[Start of Items]

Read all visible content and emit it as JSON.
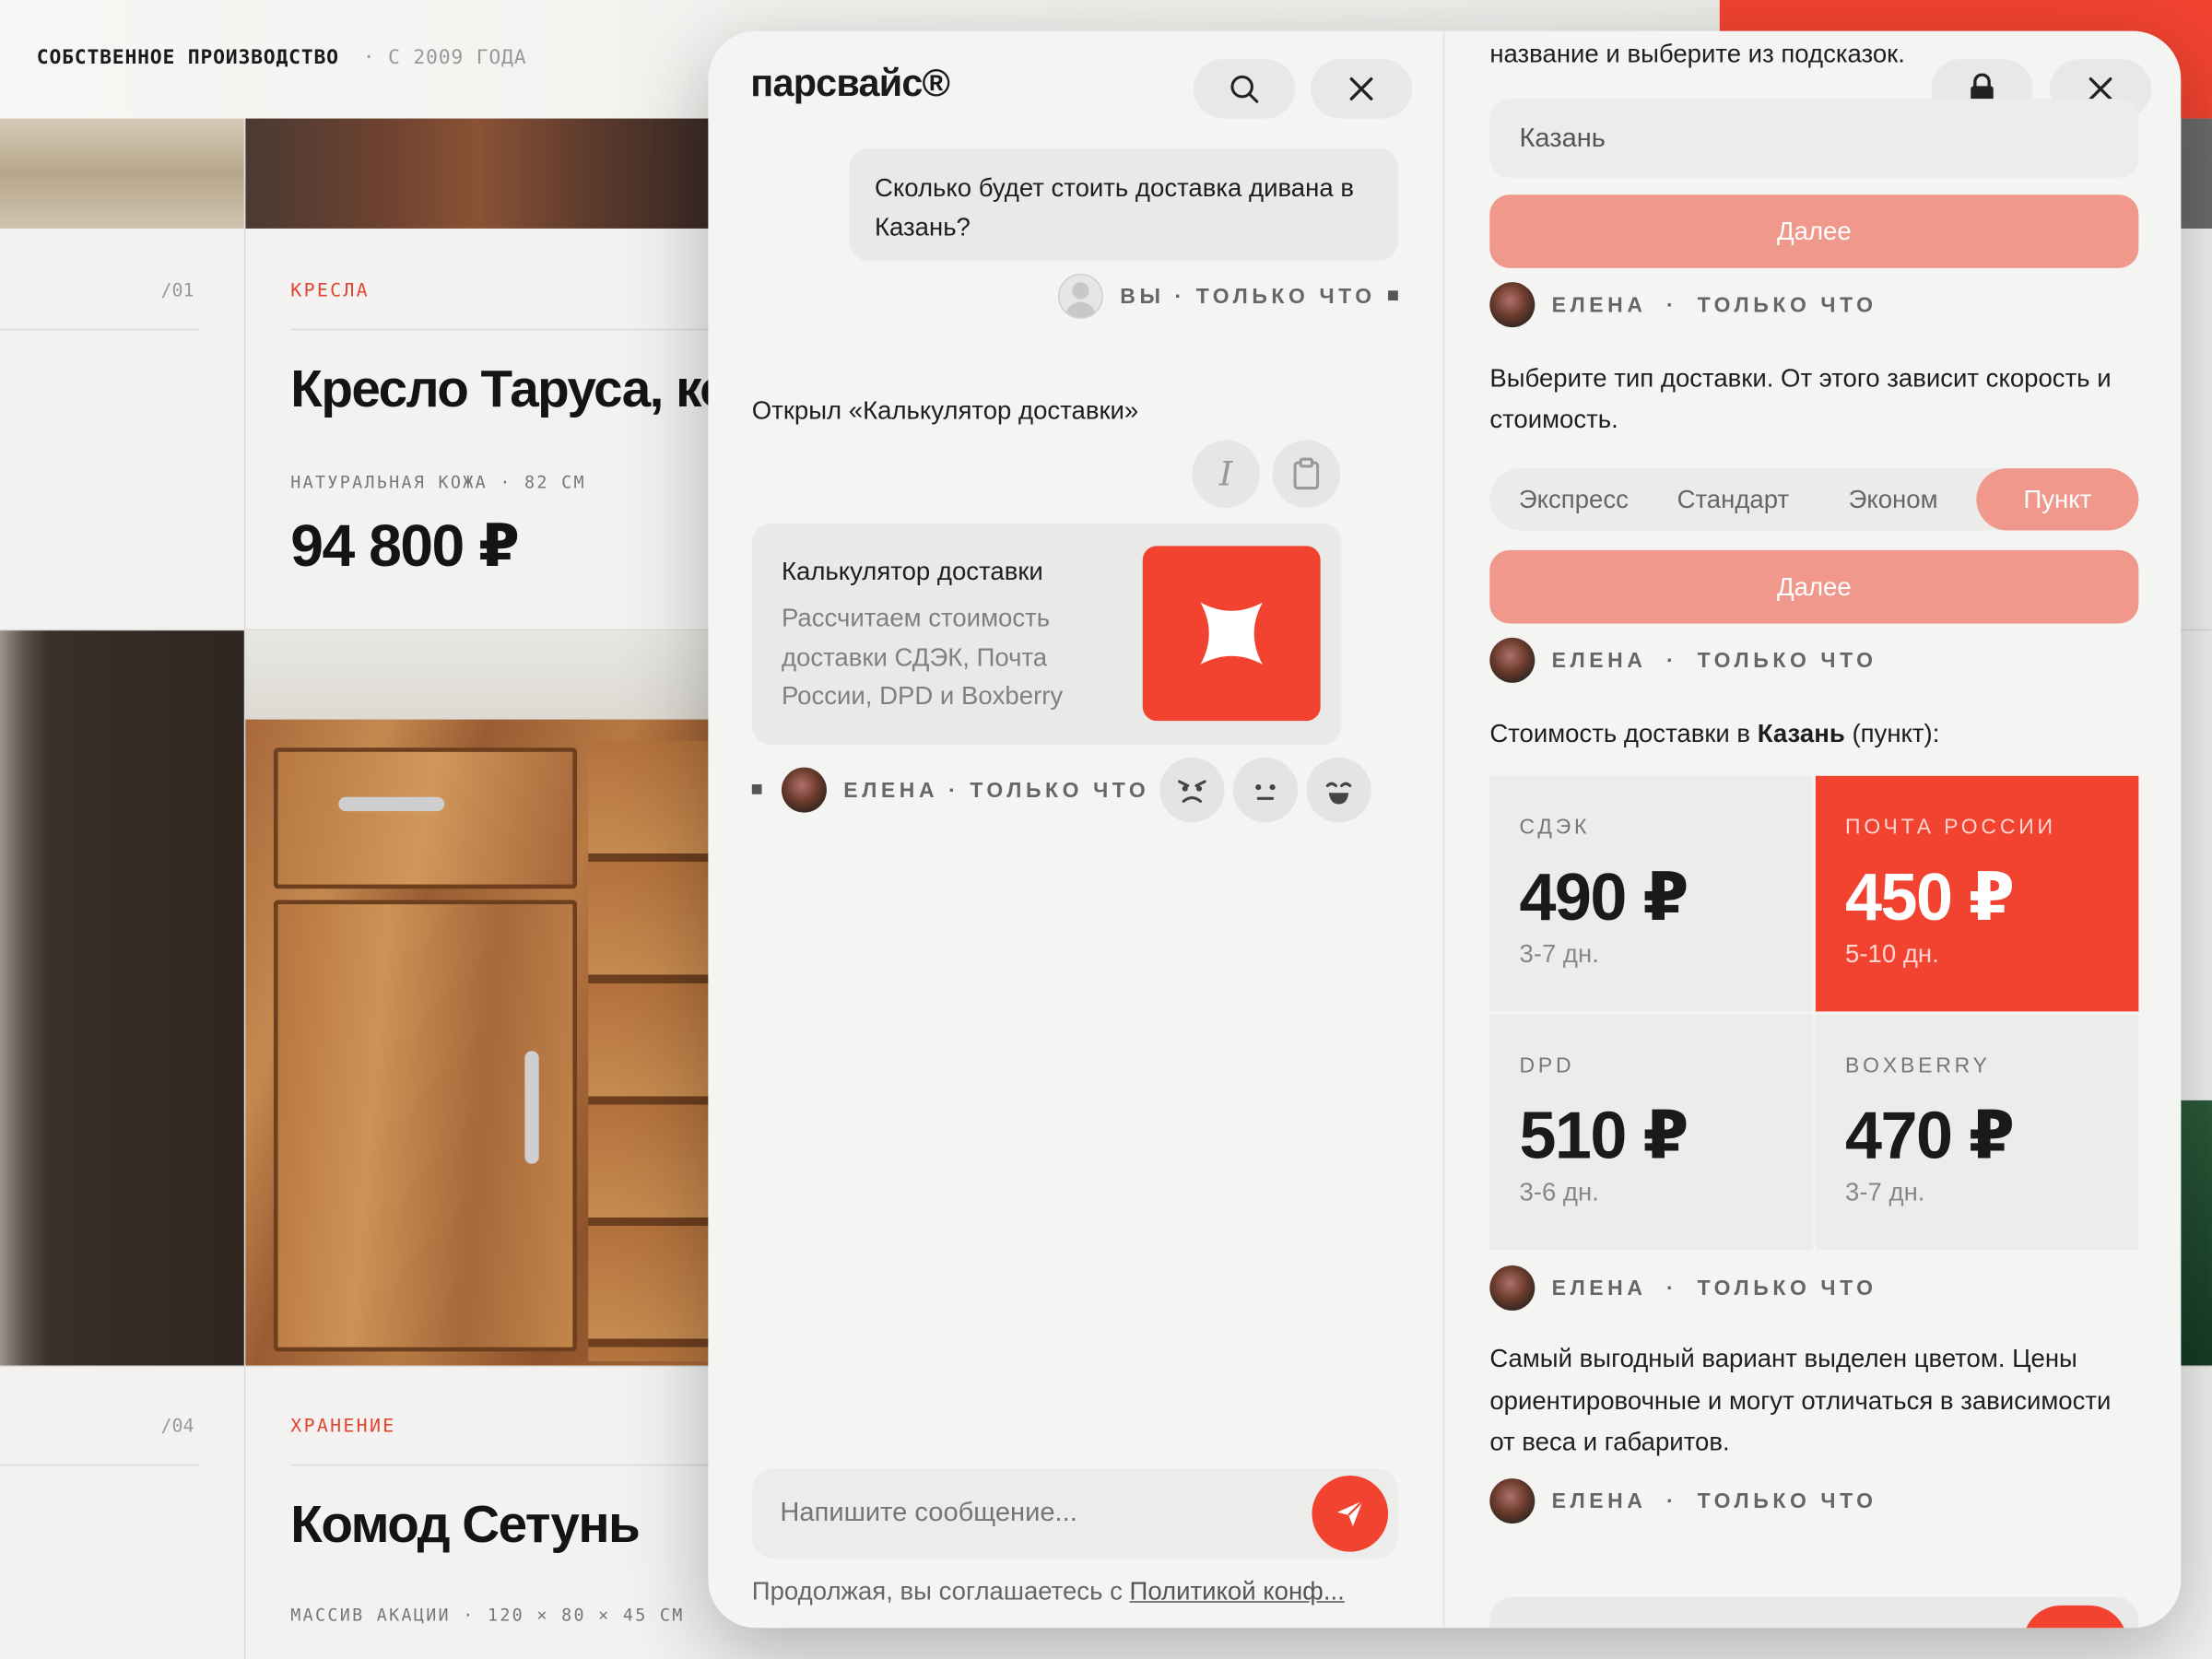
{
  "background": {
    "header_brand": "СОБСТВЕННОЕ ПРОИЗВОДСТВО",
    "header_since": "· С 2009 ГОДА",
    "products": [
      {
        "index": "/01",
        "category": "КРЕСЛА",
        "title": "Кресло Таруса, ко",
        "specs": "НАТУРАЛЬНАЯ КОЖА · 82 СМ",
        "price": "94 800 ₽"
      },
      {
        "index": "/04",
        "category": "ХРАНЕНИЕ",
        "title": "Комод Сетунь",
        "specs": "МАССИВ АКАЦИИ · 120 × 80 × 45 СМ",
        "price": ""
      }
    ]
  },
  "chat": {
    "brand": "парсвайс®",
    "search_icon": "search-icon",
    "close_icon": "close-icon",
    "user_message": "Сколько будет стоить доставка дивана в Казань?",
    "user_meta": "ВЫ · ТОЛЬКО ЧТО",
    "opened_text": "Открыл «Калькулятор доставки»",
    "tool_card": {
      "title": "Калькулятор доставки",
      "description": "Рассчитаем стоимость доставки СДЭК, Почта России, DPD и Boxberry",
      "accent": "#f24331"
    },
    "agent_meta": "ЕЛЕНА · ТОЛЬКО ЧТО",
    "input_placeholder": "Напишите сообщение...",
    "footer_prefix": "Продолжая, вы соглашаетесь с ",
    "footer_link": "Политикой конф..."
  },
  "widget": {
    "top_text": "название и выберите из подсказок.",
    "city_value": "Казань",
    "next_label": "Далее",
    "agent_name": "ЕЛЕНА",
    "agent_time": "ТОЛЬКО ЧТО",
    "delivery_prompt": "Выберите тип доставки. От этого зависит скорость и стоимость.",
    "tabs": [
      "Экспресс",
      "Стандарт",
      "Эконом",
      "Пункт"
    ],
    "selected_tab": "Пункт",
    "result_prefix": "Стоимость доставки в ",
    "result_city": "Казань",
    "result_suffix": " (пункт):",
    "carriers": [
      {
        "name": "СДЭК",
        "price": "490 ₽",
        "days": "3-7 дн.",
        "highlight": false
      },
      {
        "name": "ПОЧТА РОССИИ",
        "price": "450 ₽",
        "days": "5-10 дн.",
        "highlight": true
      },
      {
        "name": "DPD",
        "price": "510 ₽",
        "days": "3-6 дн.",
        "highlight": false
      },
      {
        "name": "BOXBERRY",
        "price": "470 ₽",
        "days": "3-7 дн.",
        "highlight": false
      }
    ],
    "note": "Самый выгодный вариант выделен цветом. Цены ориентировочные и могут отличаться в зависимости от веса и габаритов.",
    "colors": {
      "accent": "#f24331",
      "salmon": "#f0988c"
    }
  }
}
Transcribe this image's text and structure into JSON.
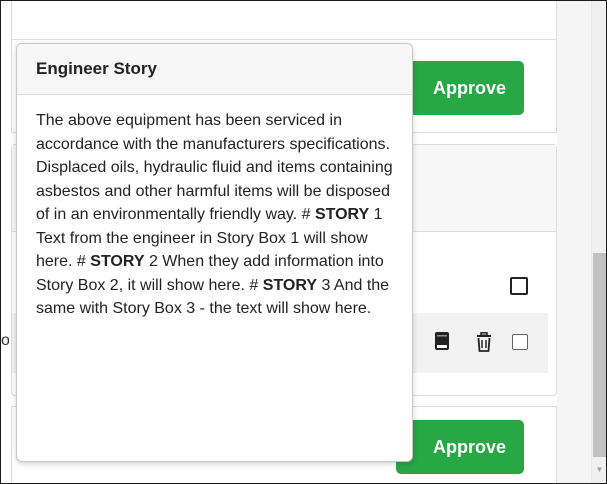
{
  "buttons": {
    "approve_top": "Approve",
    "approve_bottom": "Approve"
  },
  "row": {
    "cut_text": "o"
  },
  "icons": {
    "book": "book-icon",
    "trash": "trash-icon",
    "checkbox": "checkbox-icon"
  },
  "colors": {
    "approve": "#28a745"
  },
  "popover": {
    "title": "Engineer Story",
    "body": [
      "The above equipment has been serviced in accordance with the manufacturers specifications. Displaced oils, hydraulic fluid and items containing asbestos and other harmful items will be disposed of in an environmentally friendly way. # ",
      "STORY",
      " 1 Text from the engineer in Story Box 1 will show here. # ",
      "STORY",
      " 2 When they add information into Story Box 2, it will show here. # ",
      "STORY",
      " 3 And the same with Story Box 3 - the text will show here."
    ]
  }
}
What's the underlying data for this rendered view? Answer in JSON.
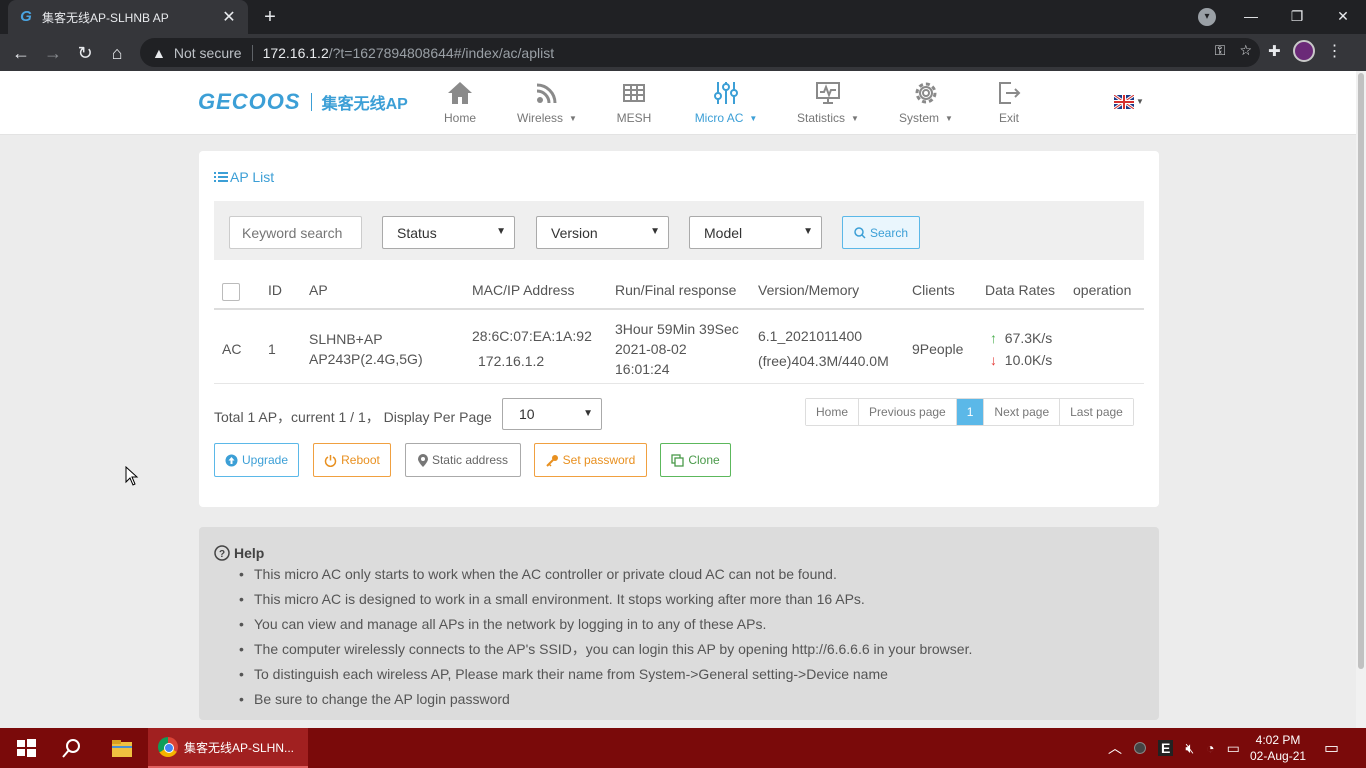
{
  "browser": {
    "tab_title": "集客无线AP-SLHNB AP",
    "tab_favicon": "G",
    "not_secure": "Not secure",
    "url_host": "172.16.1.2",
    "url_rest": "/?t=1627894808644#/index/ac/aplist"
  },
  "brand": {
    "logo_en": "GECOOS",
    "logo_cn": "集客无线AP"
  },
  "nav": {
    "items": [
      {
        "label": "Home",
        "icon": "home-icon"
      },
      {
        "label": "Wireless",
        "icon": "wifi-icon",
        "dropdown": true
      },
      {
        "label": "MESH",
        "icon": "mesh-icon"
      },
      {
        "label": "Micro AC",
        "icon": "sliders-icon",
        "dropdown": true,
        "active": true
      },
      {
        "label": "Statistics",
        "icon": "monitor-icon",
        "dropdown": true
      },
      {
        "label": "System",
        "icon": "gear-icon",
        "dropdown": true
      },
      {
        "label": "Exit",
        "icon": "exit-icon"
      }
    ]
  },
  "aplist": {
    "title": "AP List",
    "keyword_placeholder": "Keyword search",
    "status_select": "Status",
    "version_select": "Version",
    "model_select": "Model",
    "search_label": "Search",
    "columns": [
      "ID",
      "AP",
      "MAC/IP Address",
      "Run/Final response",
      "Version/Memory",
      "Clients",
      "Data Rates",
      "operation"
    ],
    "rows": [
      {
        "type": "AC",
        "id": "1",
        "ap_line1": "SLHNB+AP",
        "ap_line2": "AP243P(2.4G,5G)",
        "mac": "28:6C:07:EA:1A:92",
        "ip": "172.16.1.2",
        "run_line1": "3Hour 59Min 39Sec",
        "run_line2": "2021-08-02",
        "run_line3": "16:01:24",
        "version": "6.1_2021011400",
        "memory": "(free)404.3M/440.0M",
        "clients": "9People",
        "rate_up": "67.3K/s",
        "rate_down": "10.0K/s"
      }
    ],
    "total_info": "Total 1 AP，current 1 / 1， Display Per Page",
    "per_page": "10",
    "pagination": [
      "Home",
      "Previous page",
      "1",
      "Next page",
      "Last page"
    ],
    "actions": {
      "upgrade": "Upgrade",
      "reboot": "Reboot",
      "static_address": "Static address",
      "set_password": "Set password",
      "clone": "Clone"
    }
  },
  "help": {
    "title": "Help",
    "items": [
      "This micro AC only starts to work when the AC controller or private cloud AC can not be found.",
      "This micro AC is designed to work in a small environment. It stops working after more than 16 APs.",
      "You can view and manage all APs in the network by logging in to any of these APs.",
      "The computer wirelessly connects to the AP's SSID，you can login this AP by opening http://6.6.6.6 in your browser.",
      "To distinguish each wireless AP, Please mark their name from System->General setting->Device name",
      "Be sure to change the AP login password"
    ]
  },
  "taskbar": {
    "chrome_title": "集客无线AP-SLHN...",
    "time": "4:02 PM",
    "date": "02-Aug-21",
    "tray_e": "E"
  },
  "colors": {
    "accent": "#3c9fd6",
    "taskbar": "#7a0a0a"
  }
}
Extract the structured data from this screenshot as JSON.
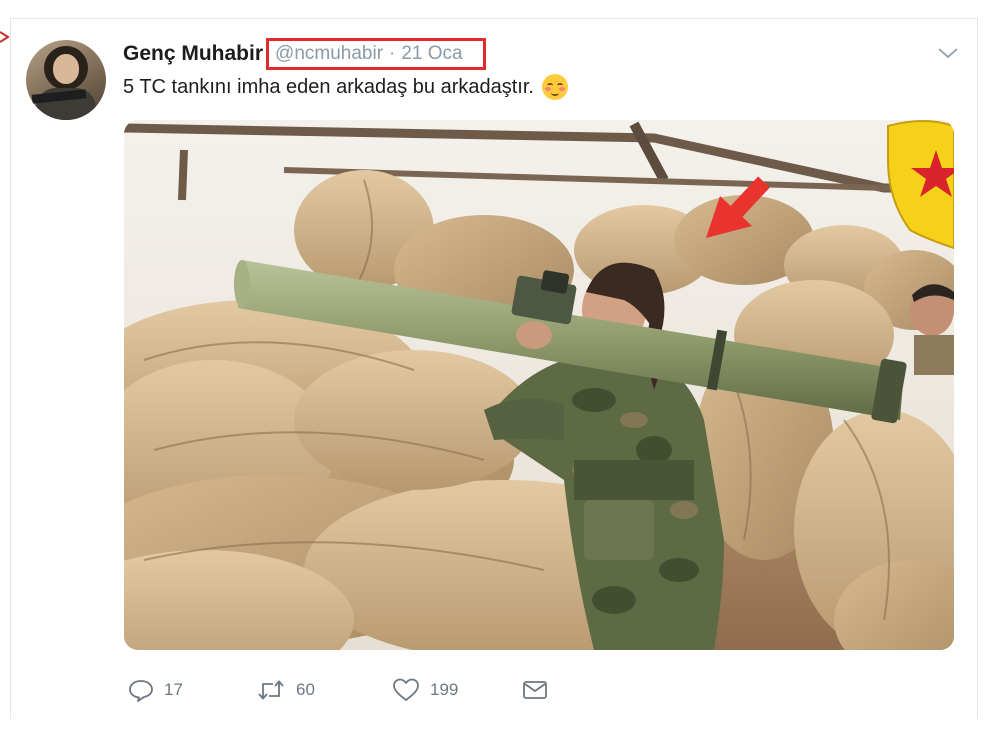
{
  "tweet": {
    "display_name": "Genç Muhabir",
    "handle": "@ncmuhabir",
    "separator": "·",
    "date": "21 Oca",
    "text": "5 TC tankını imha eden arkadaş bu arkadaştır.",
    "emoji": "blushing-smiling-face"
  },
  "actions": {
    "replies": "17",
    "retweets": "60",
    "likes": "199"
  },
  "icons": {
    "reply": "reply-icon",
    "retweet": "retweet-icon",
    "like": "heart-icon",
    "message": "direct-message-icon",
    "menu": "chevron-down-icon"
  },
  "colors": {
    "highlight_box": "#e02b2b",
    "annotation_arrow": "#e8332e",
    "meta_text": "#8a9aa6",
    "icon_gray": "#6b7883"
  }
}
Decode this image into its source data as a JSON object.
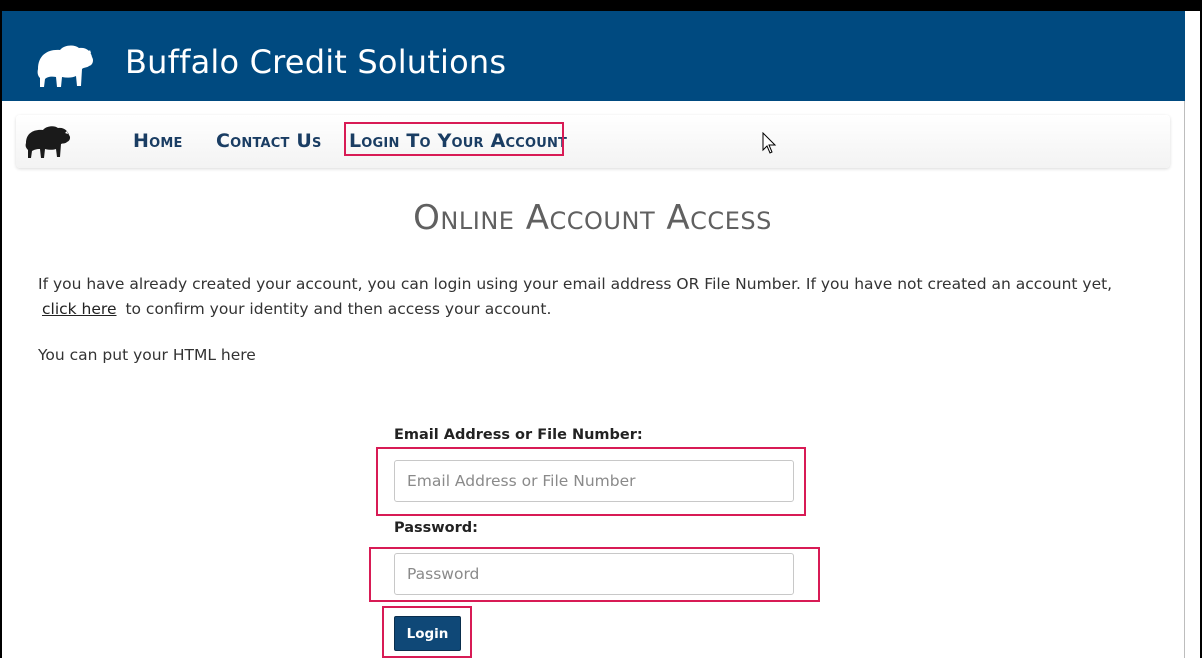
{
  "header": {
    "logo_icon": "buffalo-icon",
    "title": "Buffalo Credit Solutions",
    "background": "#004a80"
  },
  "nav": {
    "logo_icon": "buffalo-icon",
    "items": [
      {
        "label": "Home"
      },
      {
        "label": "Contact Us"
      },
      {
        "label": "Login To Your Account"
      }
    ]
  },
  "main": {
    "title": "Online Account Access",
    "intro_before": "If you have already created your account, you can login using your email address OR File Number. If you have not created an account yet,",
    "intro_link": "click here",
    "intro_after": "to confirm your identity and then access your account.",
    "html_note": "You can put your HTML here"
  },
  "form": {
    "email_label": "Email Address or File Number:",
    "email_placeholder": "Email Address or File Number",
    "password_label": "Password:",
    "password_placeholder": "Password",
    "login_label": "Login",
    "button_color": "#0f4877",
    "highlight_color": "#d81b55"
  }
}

[End of Items]

Aim of the task:
Make an exact copy of the lines of the records from the line containing "Decode this image" through the final line, both ends included, but not of the pictures.

Answer to this exercise:
Decode this image into its source data as a JSON object.
{
  "header": {
    "logo_icon": "buffalo-icon",
    "title": "Buffalo Credit Solutions",
    "background": "#004a80"
  },
  "nav": {
    "logo_icon": "buffalo-icon",
    "items": [
      {
        "label": "Home"
      },
      {
        "label": "Contact Us"
      },
      {
        "label": "Login To Your Account"
      }
    ]
  },
  "main": {
    "title": "Online Account Access",
    "intro_before": "If you have already created your account, you can login using your email address OR File Number. If you have not created an account yet,",
    "intro_link": "click here",
    "intro_after": "to confirm your identity and then access your account.",
    "html_note": "You can put your HTML here"
  },
  "form": {
    "email_label": "Email Address or File Number:",
    "email_placeholder": "Email Address or File Number",
    "password_label": "Password:",
    "password_placeholder": "Password",
    "login_label": "Login",
    "button_color": "#0f4877",
    "highlight_color": "#d81b55"
  }
}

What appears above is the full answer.